**Records shown:**
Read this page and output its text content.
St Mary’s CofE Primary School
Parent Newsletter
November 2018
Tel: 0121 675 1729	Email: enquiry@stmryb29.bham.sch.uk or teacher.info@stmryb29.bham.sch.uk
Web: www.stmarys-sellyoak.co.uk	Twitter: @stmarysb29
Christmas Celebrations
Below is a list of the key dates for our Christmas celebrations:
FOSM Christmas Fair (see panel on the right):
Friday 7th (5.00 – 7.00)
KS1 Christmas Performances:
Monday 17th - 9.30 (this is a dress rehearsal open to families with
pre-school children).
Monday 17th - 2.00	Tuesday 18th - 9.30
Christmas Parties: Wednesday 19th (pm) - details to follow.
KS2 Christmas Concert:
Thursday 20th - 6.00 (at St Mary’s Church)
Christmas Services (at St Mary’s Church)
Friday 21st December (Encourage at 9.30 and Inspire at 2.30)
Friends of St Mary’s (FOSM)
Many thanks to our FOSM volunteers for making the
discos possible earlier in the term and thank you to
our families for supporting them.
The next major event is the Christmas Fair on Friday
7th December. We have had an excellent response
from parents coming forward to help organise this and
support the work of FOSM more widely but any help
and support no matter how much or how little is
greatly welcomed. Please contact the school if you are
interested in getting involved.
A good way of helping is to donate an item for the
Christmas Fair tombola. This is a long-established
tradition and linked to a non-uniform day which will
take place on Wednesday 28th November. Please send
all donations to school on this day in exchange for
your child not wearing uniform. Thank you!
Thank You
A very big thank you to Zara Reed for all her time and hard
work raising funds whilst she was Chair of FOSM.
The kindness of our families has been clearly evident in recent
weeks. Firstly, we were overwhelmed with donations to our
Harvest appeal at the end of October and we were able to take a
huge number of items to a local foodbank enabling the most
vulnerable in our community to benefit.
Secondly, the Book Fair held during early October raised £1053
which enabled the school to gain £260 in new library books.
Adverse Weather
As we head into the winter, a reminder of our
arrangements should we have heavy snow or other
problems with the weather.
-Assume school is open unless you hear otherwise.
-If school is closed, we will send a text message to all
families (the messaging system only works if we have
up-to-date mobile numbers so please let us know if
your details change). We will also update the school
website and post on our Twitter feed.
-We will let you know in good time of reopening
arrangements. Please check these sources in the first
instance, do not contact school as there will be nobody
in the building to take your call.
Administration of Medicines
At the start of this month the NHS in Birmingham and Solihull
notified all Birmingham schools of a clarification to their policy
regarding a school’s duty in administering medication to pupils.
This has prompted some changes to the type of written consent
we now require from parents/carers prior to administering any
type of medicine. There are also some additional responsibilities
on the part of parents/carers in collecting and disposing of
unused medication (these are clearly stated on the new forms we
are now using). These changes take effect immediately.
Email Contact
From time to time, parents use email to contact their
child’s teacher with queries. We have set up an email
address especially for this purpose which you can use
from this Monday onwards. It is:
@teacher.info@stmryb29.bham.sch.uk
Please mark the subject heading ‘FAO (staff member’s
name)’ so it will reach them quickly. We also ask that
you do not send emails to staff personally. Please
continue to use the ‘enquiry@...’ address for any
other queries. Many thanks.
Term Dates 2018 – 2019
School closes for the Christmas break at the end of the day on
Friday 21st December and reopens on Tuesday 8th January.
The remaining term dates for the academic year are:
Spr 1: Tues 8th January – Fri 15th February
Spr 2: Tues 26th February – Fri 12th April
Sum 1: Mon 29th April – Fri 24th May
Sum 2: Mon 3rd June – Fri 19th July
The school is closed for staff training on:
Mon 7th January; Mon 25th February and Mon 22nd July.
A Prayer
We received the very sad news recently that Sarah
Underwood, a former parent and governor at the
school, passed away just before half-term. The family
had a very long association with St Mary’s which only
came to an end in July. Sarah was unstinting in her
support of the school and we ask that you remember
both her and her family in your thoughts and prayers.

**Task description:** Every entry should be printed again exactly as written.

**The reply:**
Read this page and output its text content.
St Mary’s CofE Primary School
Parent Newsletter
November 2018
Tel: 0121 675 1729	Email: enquiry@stmryb29.bham.sch.uk or teacher.info@stmryb29.bham.sch.uk
Web: www.stmarys-sellyoak.co.uk	Twitter: @stmarysb29
Christmas Celebrations
Below is a list of the key dates for our Christmas celebrations:
FOSM Christmas Fair (see panel on the right):
Friday 7th (5.00 – 7.00)
KS1 Christmas Performances:
Monday 17th - 9.30 (this is a dress rehearsal open to families with
pre-school children).
Monday 17th - 2.00	Tuesday 18th - 9.30
Christmas Parties: Wednesday 19th (pm) - details to follow.
KS2 Christmas Concert:
Thursday 20th - 6.00 (at St Mary’s Church)
Christmas Services (at St Mary’s Church)
Friday 21st December (Encourage at 9.30 and Inspire at 2.30)
Friends of St Mary’s (FOSM)
Many thanks to our FOSM volunteers for making the
discos possible earlier in the term and thank you to
our families for supporting them.
The next major event is the Christmas Fair on Friday
7th December. We have had an excellent response
from parents coming forward to help organise this and
support the work of FOSM more widely but any help
and support no matter how much or how little is
greatly welcomed. Please contact the school if you are
interested in getting involved.
A good way of helping is to donate an item for the
Christmas Fair tombola. This is a long-established
tradition and linked to a non-uniform day which will
take place on Wednesday 28th November. Please send
all donations to school on this day in exchange for
your child not wearing uniform. Thank you!
Thank You
A very big thank you to Zara Reed for all her time and hard
work raising funds whilst she was Chair of FOSM.
The kindness of our families has been clearly evident in recent
weeks. Firstly, we were overwhelmed with donations to our
Harvest appeal at the end of October and we were able to take a
huge number of items to a local foodbank enabling the most
vulnerable in our community to benefit.
Secondly, the Book Fair held during early October raised £1053
which enabled the school to gain £260 in new library books.
Adverse Weather
As we head into the winter, a reminder of our
arrangements should we have heavy snow or other
problems with the weather.
-Assume school is open unless you hear otherwise.
-If school is closed, we will send a text message to all
families (the messaging system only works if we have
up-to-date mobile numbers so please let us know if
your details change). We will also update the school
website and post on our Twitter feed.
-We will let you know in good time of reopening
arrangements. Please check these sources in the first
instance, do not contact school as there will be nobody
in the building to take your call.
Administration of Medicines
At the start of this month the NHS in Birmingham and Solihull
notified all Birmingham schools of a clarification to their policy
regarding a school’s duty in administering medication to pupils.
This has prompted some changes to the type of written consent
we now require from parents/carers prior to administering any
type of medicine. There are also some additional responsibilities
on the part of parents/carers in collecting and disposing of
unused medication (these are clearly stated on the new forms we
are now using). These changes take effect immediately.
Email Contact
From time to time, parents use email to contact their
child’s teacher with queries. We have set up an email
address especially for this purpose which you can use
from this Monday onwards. It is:
@teacher.info@stmryb29.bham.sch.uk
Please mark the subject heading ‘FAO (staff member’s
name)’ so it will reach them quickly. We also ask that
you do not send emails to staff personally. Please
continue to use the ‘enquiry@...’ address for any
other queries. Many thanks.
Term Dates 2018 – 2019
School closes for the Christmas break at the end of the day on
Friday 21st December and reopens on Tuesday 8th January.
The remaining term dates for the academic year are:
Spr 1: Tues 8th January – Fri 15th February
Spr 2: Tues 26th February – Fri 12th April
Sum 1: Mon 29th April – Fri 24th May
Sum 2: Mon 3rd June – Fri 19th July
The school is closed for staff training on:
Mon 7th January; Mon 25th February and Mon 22nd July.
A Prayer
We received the very sad news recently that Sarah
Underwood, a former parent and governor at the
school, passed away just before half-term. The family
had a very long association with St Mary’s which only
came to an end in July. Sarah was unstinting in her
support of the school and we ask that you remember
both her and her family in your thoughts and prayers.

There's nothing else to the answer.